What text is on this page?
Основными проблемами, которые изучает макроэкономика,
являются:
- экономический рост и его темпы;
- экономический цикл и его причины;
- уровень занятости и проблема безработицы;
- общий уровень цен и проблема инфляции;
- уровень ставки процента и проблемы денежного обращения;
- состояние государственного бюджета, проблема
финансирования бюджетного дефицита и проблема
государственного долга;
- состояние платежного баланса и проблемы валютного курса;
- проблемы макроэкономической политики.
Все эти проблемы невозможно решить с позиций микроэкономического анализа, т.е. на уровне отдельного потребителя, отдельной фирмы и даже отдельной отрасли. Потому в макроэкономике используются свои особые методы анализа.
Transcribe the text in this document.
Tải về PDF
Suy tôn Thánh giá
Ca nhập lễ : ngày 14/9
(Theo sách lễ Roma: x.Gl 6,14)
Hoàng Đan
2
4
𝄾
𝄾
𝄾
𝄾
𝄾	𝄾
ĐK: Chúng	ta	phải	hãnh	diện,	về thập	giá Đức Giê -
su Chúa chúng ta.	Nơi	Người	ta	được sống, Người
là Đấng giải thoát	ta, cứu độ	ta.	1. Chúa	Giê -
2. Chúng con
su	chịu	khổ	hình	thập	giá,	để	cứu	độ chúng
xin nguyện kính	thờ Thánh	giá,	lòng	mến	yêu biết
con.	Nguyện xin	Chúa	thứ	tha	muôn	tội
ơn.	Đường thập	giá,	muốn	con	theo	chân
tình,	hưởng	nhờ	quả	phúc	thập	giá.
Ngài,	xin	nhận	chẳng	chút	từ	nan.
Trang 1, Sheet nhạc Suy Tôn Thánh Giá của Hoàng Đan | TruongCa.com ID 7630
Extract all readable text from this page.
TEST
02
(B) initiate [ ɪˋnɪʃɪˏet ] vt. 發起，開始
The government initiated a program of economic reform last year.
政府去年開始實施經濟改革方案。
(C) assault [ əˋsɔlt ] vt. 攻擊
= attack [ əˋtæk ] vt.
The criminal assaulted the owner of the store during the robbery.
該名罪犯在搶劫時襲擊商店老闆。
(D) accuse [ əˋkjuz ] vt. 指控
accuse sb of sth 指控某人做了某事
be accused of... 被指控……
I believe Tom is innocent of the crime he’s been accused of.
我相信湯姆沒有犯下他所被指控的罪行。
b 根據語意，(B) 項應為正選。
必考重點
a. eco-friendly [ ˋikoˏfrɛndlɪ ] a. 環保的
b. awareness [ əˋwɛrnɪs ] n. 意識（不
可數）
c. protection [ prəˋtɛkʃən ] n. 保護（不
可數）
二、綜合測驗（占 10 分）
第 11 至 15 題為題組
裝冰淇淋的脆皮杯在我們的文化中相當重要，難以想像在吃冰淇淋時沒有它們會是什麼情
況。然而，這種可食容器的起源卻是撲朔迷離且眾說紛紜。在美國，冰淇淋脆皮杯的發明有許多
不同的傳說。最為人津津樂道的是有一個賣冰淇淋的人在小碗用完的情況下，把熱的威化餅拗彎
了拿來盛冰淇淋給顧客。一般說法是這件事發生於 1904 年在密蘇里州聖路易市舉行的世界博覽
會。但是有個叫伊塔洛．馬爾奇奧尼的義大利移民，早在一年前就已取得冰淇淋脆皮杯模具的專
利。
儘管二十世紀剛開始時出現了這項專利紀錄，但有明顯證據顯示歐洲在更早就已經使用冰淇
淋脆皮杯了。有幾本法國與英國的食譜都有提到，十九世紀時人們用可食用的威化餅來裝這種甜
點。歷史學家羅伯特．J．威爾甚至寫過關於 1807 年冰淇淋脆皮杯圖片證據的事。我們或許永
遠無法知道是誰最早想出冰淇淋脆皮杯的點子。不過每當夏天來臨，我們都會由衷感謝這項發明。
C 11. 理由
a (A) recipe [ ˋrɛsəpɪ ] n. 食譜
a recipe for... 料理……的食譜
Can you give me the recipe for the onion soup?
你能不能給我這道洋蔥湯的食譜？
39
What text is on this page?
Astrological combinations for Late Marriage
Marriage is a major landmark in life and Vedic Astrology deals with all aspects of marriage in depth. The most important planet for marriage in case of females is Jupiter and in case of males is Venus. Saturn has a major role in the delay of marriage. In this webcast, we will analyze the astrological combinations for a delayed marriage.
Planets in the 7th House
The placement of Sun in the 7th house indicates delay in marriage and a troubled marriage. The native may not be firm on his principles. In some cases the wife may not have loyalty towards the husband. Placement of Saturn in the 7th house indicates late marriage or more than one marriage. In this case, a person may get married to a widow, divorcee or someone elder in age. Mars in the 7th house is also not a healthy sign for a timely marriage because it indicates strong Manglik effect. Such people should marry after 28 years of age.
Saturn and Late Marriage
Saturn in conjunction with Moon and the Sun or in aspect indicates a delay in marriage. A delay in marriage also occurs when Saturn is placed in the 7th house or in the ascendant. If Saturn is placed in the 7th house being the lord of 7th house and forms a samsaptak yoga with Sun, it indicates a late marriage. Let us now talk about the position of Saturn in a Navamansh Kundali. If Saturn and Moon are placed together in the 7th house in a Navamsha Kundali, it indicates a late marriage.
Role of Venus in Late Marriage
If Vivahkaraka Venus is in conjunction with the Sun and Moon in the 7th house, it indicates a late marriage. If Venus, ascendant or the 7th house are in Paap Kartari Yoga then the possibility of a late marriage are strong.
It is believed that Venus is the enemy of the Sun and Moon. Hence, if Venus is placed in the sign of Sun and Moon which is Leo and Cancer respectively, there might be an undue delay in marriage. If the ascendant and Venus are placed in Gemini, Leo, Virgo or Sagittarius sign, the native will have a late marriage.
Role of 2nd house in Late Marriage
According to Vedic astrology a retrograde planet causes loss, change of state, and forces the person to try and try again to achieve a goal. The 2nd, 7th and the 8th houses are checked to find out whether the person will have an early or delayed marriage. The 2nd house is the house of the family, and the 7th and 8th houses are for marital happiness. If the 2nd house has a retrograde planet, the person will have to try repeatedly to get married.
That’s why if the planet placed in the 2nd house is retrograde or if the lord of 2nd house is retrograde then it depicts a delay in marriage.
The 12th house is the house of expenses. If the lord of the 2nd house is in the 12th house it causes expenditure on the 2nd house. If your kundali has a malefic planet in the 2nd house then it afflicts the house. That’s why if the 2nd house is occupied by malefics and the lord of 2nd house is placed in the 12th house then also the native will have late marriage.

**Exercise instructions**: Type out the whole listing above again, exactly as it stands.

**Written answer**:
What text is on this page?
Основными проблемами, которые изучает макроэкономика,
являются:
- экономический рост и его темпы;
- экономический цикл и его причины;
- уровень занятости и проблема безработицы;
- общий уровень цен и проблема инфляции;
- уровень ставки процента и проблемы денежного обращения;
- состояние государственного бюджета, проблема
финансирования бюджетного дефицита и проблема
государственного долга;
- состояние платежного баланса и проблемы валютного курса;
- проблемы макроэкономической политики.
Все эти проблемы невозможно решить с позиций микроэкономического анализа, т.е. на уровне отдельного потребителя, отдельной фирмы и даже отдельной отрасли. Потому в макроэкономике используются свои особые методы анализа.
Transcribe the text in this document.
Tải về PDF
Suy tôn Thánh giá
Ca nhập lễ : ngày 14/9
(Theo sách lễ Roma: x.Gl 6,14)
Hoàng Đan
2
4
𝄾
𝄾
𝄾
𝄾
𝄾	𝄾
ĐK: Chúng	ta	phải	hãnh	diện,	về thập	giá Đức Giê -
su Chúa chúng ta.	Nơi	Người	ta	được sống, Người
là Đấng giải thoát	ta, cứu độ	ta.	1. Chúa	Giê -
2. Chúng con
su	chịu	khổ	hình	thập	giá,	để	cứu	độ chúng
xin nguyện kính	thờ Thánh	giá,	lòng	mến	yêu biết
con.	Nguyện xin	Chúa	thứ	tha	muôn	tội
ơn.	Đường thập	giá,	muốn	con	theo	chân
tình,	hưởng	nhờ	quả	phúc	thập	giá.
Ngài,	xin	nhận	chẳng	chút	từ	nan.
Trang 1, Sheet nhạc Suy Tôn Thánh Giá của Hoàng Đan | TruongCa.com ID 7630
Extract all readable text from this page.
TEST
02
(B) initiate [ ɪˋnɪʃɪˏet ] vt. 發起，開始
The government initiated a program of economic reform last year.
政府去年開始實施經濟改革方案。
(C) assault [ əˋsɔlt ] vt. 攻擊
= attack [ əˋtæk ] vt.
The criminal assaulted the owner of the store during the robbery.
該名罪犯在搶劫時襲擊商店老闆。
(D) accuse [ əˋkjuz ] vt. 指控
accuse sb of sth 指控某人做了某事
be accused of... 被指控……
I believe Tom is innocent of the crime he’s been accused of.
我相信湯姆沒有犯下他所被指控的罪行。
b 根據語意，(B) 項應為正選。
必考重點
a. eco-friendly [ ˋikoˏfrɛndlɪ ] a. 環保的
b. awareness [ əˋwɛrnɪs ] n. 意識（不
可數）
c. protection [ prəˋtɛkʃən ] n. 保護（不
可數）
二、綜合測驗（占 10 分）
第 11 至 15 題為題組
裝冰淇淋的脆皮杯在我們的文化中相當重要，難以想像在吃冰淇淋時沒有它們會是什麼情
況。然而，這種可食容器的起源卻是撲朔迷離且眾說紛紜。在美國，冰淇淋脆皮杯的發明有許多
不同的傳說。最為人津津樂道的是有一個賣冰淇淋的人在小碗用完的情況下，把熱的威化餅拗彎
了拿來盛冰淇淋給顧客。一般說法是這件事發生於 1904 年在密蘇里州聖路易市舉行的世界博覽
會。但是有個叫伊塔洛．馬爾奇奧尼的義大利移民，早在一年前就已取得冰淇淋脆皮杯模具的專
利。
儘管二十世紀剛開始時出現了這項專利紀錄，但有明顯證據顯示歐洲在更早就已經使用冰淇
淋脆皮杯了。有幾本法國與英國的食譜都有提到，十九世紀時人們用可食用的威化餅來裝這種甜
點。歷史學家羅伯特．J．威爾甚至寫過關於 1807 年冰淇淋脆皮杯圖片證據的事。我們或許永
遠無法知道是誰最早想出冰淇淋脆皮杯的點子。不過每當夏天來臨，我們都會由衷感謝這項發明。
C 11. 理由
a (A) recipe [ ˋrɛsəpɪ ] n. 食譜
a recipe for... 料理……的食譜
Can you give me the recipe for the onion soup?
你能不能給我這道洋蔥湯的食譜？
39
What text is on this page?
Astrological combinations for Late Marriage
Marriage is a major landmark in life and Vedic Astrology deals with all aspects of marriage in depth. The most important planet for marriage in case of females is Jupiter and in case of males is Venus. Saturn has a major role in the delay of marriage. In this webcast, we will analyze the astrological combinations for a delayed marriage.
Planets in the 7th House
The placement of Sun in the 7th house indicates delay in marriage and a troubled marriage. The native may not be firm on his principles. In some cases the wife may not have loyalty towards the husband. Placement of Saturn in the 7th house indicates late marriage or more than one marriage. In this case, a person may get married to a widow, divorcee or someone elder in age. Mars in the 7th house is also not a healthy sign for a timely marriage because it indicates strong Manglik effect. Such people should marry after 28 years of age.
Saturn and Late Marriage
Saturn in conjunction with Moon and the Sun or in aspect indicates a delay in marriage. A delay in marriage also occurs when Saturn is placed in the 7th house or in the ascendant. If Saturn is placed in the 7th house being the lord of 7th house and forms a samsaptak yoga with Sun, it indicates a late marriage. Let us now talk about the position of Saturn in a Navamansh Kundali. If Saturn and Moon are placed together in the 7th house in a Navamsha Kundali, it indicates a late marriage.
Role of Venus in Late Marriage
If Vivahkaraka Venus is in conjunction with the Sun and Moon in the 7th house, it indicates a late marriage. If Venus, ascendant or the 7th house are in Paap Kartari Yoga then the possibility of a late marriage are strong.
It is believed that Venus is the enemy of the Sun and Moon. Hence, if Venus is placed in the sign of Sun and Moon which is Leo and Cancer respectively, there might be an undue delay in marriage. If the ascendant and Venus are placed in Gemini, Leo, Virgo or Sagittarius sign, the native will have a late marriage.
Role of 2nd house in Late Marriage
According to Vedic astrology a retrograde planet causes loss, change of state, and forces the person to try and try again to achieve a goal. The 2nd, 7th and the 8th houses are checked to find out whether the person will have an early or delayed marriage. The 2nd house is the house of the family, and the 7th and 8th houses are for marital happiness. If the 2nd house has a retrograde planet, the person will have to try repeatedly to get married.
That’s why if the planet placed in the 2nd house is retrograde or if the lord of 2nd house is retrograde then it depicts a delay in marriage.
The 12th house is the house of expenses. If the lord of the 2nd house is in the 12th house it causes expenditure on the 2nd house. If your kundali has a malefic planet in the 2nd house then it afflicts the house. That’s why if the 2nd house is occupied by malefics and the lord of 2nd house is placed in the 12th house then also the native will have late marriage.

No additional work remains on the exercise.